Directive >> Express the lines of the items, starting at the one containing "y-axis-label-sup2: -1 <box>23" and ending at the one containing "legend: Det 1,3,4,5,6,9, FDecim", as a JSON list of strings, one string per line, with blank lines left out.

— Begin Records provided —

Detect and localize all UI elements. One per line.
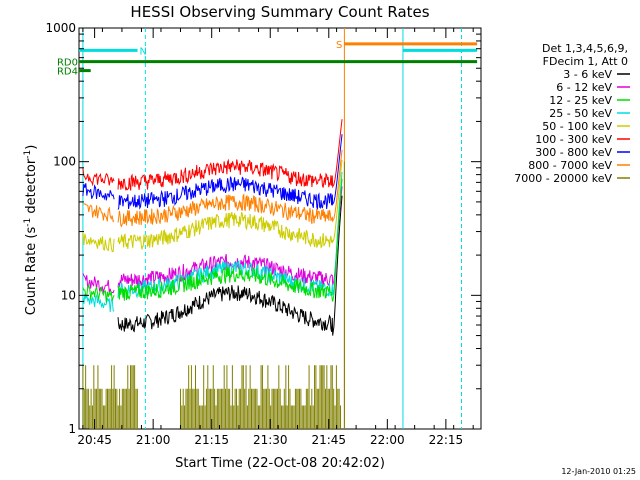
y-axis-label-sup2: -1 <box>23 150 33 159</box>
flag-label: RD0 <box>57 58 78 69</box>
flag-label: N <box>140 46 147 57</box>
series-line-pre <box>82 183 115 201</box>
y-tick-label: 10 <box>61 288 76 302</box>
series-line <box>117 178 343 302</box>
plot-area <box>78 27 482 430</box>
series-line-pre <box>82 283 115 303</box>
series-line <box>117 134 343 210</box>
x-tick-label: 21:45 <box>311 433 346 447</box>
series-line <box>117 186 343 288</box>
series-line <box>117 119 343 191</box>
x-tick-label: 22:15 <box>429 433 464 447</box>
flag-label: RD4 <box>57 67 78 78</box>
legend-label: 3 - 6 keV <box>563 68 612 81</box>
legend-header-1: Det 1,3,4,5,6,9, <box>542 42 628 55</box>
x-tick-label: 21:15 <box>194 433 229 447</box>
x-tick-label: 21:30 <box>253 433 288 447</box>
legend-label: 800 - 7000 keV <box>528 159 612 172</box>
x-tick-label: 21:00 <box>136 433 171 447</box>
flag-label: S <box>336 40 342 51</box>
legend: Det 1,3,4,5,6,9, FDecim 1, Att 0 3 - 6 k… <box>514 42 630 185</box>
y-axis-label-main: Count Rate (s <box>24 227 39 316</box>
legend-label: 25 - 50 keV <box>549 107 612 120</box>
legend-label: 6 - 12 keV <box>556 81 612 94</box>
x-axis-label: Start Time (22-Oct-08 20:42:02) <box>175 456 385 471</box>
y-tick-label: 1000 <box>45 21 76 35</box>
y-tick-label: 100 <box>53 155 76 169</box>
series-line-pre <box>82 203 115 223</box>
time-markers <box>82 28 462 429</box>
y-tick-label: 1 <box>68 422 76 436</box>
y-axis-label-end: ) <box>24 145 39 150</box>
x-axis-ticks: 20:45 21:00 21:15 21:30 21:45 22:00 22:15 <box>77 28 474 447</box>
x-tick-label: 22:00 <box>370 433 405 447</box>
plot-border <box>78 27 482 430</box>
data-series <box>82 119 345 429</box>
x-tick-label: 20:45 <box>77 433 112 447</box>
legend-label: 300 - 800 keV <box>535 146 612 159</box>
y-axis-label-sup1: -1 <box>23 218 33 227</box>
legend-label: 100 - 300 keV <box>535 133 612 146</box>
series-line <box>117 195 343 336</box>
legend-label: 12 - 25 keV <box>549 94 612 107</box>
chart-title: HESSI Observing Summary Count Rates <box>130 3 429 21</box>
series-line-pre <box>82 168 115 187</box>
legend-label: 7000 - 20000 keV <box>514 172 612 185</box>
y-axis-ticks: 1 10 100 1000 <box>45 21 481 436</box>
y-axis-label-mid: detector <box>24 158 39 218</box>
y-axis-label: Count Rate (s-1 detector-1) <box>23 145 39 316</box>
series-line-pre <box>82 230 115 253</box>
series-line <box>117 159 343 250</box>
footer-timestamp: 12-Jan-2010 01:25 <box>561 467 636 476</box>
legend-header-2: FDecim 1, Att 0 <box>543 55 628 68</box>
legend-label: 50 - 100 keV <box>542 120 612 133</box>
series-line <box>117 149 343 228</box>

— End Records provided —

Response to the exercise >>
[
  "y-axis-label-sup2: -1 <box>23 150 33 159</box>",
  "flag-label: RD0 <box>57 58 78 69</box>",
  "flag-label: N <box>140 46 147 57</box>",
  "series-line-pre <box>82 183 115 201</box>",
  "y-tick-label: 10 <box>61 288 76 302</box>",
  "series-line <box>117 178 343 302</box>",
  "plot-area <box>78 27 482 430</box>",
  "series-line-pre <box>82 283 115 303</box>",
  "series-line <box>117 134 343 210</box>",
  "x-tick-label: 21:45 <box>311 433 346 447</box>",
  "series-line <box>117 186 343 288</box>",
  "series-line <box>117 119 343 191</box>",
  "x-tick-label: 22:15 <box>429 433 464 447</box>",
  "flag-label: RD4 <box>57 67 78 78</box>",
  "legend-label: 3 - 6 keV <box>563 68 612 81</box>",
  "legend-header-1: Det 1,3,4,5,6,9, <box>542 42 628 55</box>",
  "x-tick-label: 21:15 <box>194 433 229 447</box>",
  "x-tick-label: 21:30 <box>253 433 288 447</box>",
  "legend-label: 800 - 7000 keV <box>528 159 612 172</box>",
  "x-tick-label: 21:00 <box>136 433 171 447</box>",
  "flag-label: S <box>336 40 342 51</box>",
  "legend: Det 1,3,4,5,6,9, FDecim 1, Att 0 3 - 6 k… <box>514 42 630 185</box>"
]